# [What you have to do]
The records below must be output exactly, without pictures.

○ ○ ○ ○ ○ ○ ○

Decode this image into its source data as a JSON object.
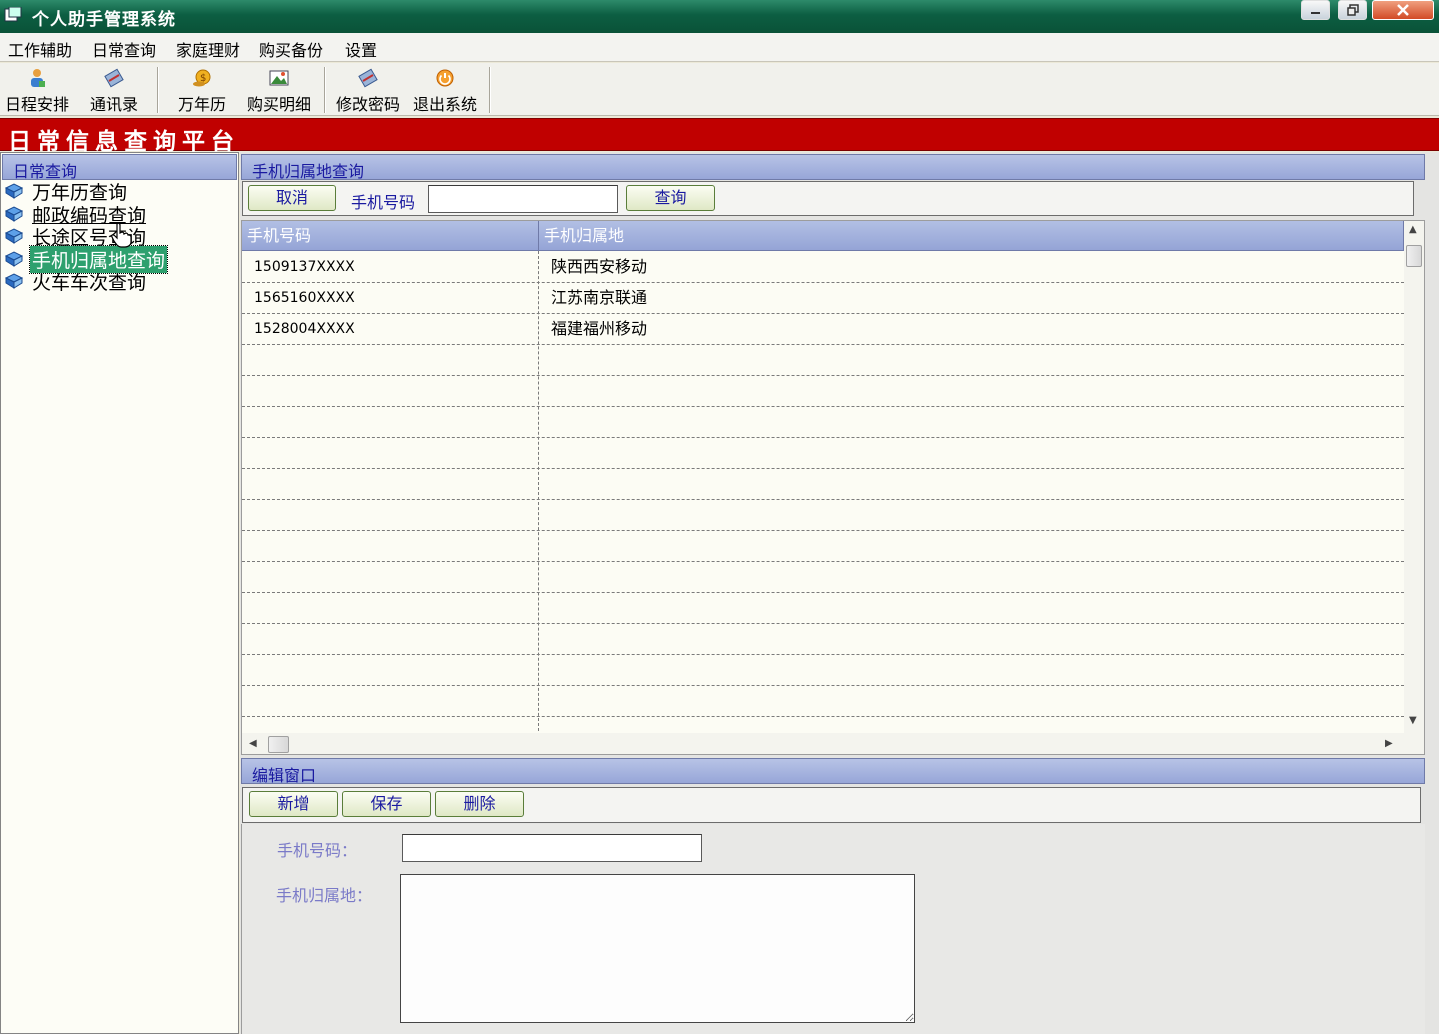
{
  "window": {
    "title": "个人助手管理系统"
  },
  "menu": [
    {
      "label": "工作辅助"
    },
    {
      "label": "日常查询"
    },
    {
      "label": "家庭理财"
    },
    {
      "label": "购买备份"
    },
    {
      "label": "设置"
    }
  ],
  "toolbar": [
    {
      "label": "日程安排",
      "icon": "person-icon"
    },
    {
      "label": "通讯录",
      "icon": "addressbook-icon"
    },
    {
      "label": "万年历",
      "icon": "coin-icon"
    },
    {
      "label": "购买明细",
      "icon": "picture-icon"
    },
    {
      "label": "修改密码",
      "icon": "key-icon"
    },
    {
      "label": "退出系统",
      "icon": "exit-icon"
    }
  ],
  "banner": {
    "title": "日常信息查询平台"
  },
  "sidebar": {
    "header": "日常查询",
    "items": [
      {
        "label": "万年历查询"
      },
      {
        "label": "邮政编码查询"
      },
      {
        "label": "长途区号查询"
      },
      {
        "label": "手机归属地查询"
      },
      {
        "label": "火车车次查询"
      }
    ]
  },
  "query": {
    "header": "手机归属地查询",
    "cancel_label": "取消",
    "phone_label": "手机号码",
    "phone_value": "",
    "search_label": "查询"
  },
  "grid": {
    "columns": [
      "手机号码",
      "手机归属地"
    ],
    "rows": [
      [
        "1509137XXXX",
        "陕西西安移动"
      ],
      [
        "1565160XXXX",
        "江苏南京联通"
      ],
      [
        "1528004XXXX",
        "福建福州移动"
      ]
    ]
  },
  "edit": {
    "header": "编辑窗口",
    "add_label": "新增",
    "save_label": "保存",
    "delete_label": "删除",
    "phone_label": "手机号码：",
    "location_label": "手机归属地：",
    "phone_value": "",
    "location_value": ""
  },
  "colors": {
    "banner": "#c00000",
    "titlebar": "#0c5e42",
    "header_blue": "#97a6d8",
    "selected": "#2ea06e"
  }
}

○ ○ ○ ○ ○ ○ ○

# [The response]
Decode this image into its source data as a JSON object.
{
  "window": {
    "title": "个人助手管理系统"
  },
  "menu": [
    {
      "label": "工作辅助"
    },
    {
      "label": "日常查询"
    },
    {
      "label": "家庭理财"
    },
    {
      "label": "购买备份"
    },
    {
      "label": "设置"
    }
  ],
  "toolbar": [
    {
      "label": "日程安排",
      "icon": "person-icon"
    },
    {
      "label": "通讯录",
      "icon": "addressbook-icon"
    },
    {
      "label": "万年历",
      "icon": "coin-icon"
    },
    {
      "label": "购买明细",
      "icon": "picture-icon"
    },
    {
      "label": "修改密码",
      "icon": "key-icon"
    },
    {
      "label": "退出系统",
      "icon": "exit-icon"
    }
  ],
  "banner": {
    "title": "日常信息查询平台"
  },
  "sidebar": {
    "header": "日常查询",
    "items": [
      {
        "label": "万年历查询"
      },
      {
        "label": "邮政编码查询"
      },
      {
        "label": "长途区号查询"
      },
      {
        "label": "手机归属地查询"
      },
      {
        "label": "火车车次查询"
      }
    ]
  },
  "query": {
    "header": "手机归属地查询",
    "cancel_label": "取消",
    "phone_label": "手机号码",
    "phone_value": "",
    "search_label": "查询"
  },
  "grid": {
    "columns": [
      "手机号码",
      "手机归属地"
    ],
    "rows": [
      [
        "1509137XXXX",
        "陕西西安移动"
      ],
      [
        "1565160XXXX",
        "江苏南京联通"
      ],
      [
        "1528004XXXX",
        "福建福州移动"
      ]
    ]
  },
  "edit": {
    "header": "编辑窗口",
    "add_label": "新增",
    "save_label": "保存",
    "delete_label": "删除",
    "phone_label": "手机号码：",
    "location_label": "手机归属地：",
    "phone_value": "",
    "location_value": ""
  },
  "colors": {
    "banner": "#c00000",
    "titlebar": "#0c5e42",
    "header_blue": "#97a6d8",
    "selected": "#2ea06e"
  }
}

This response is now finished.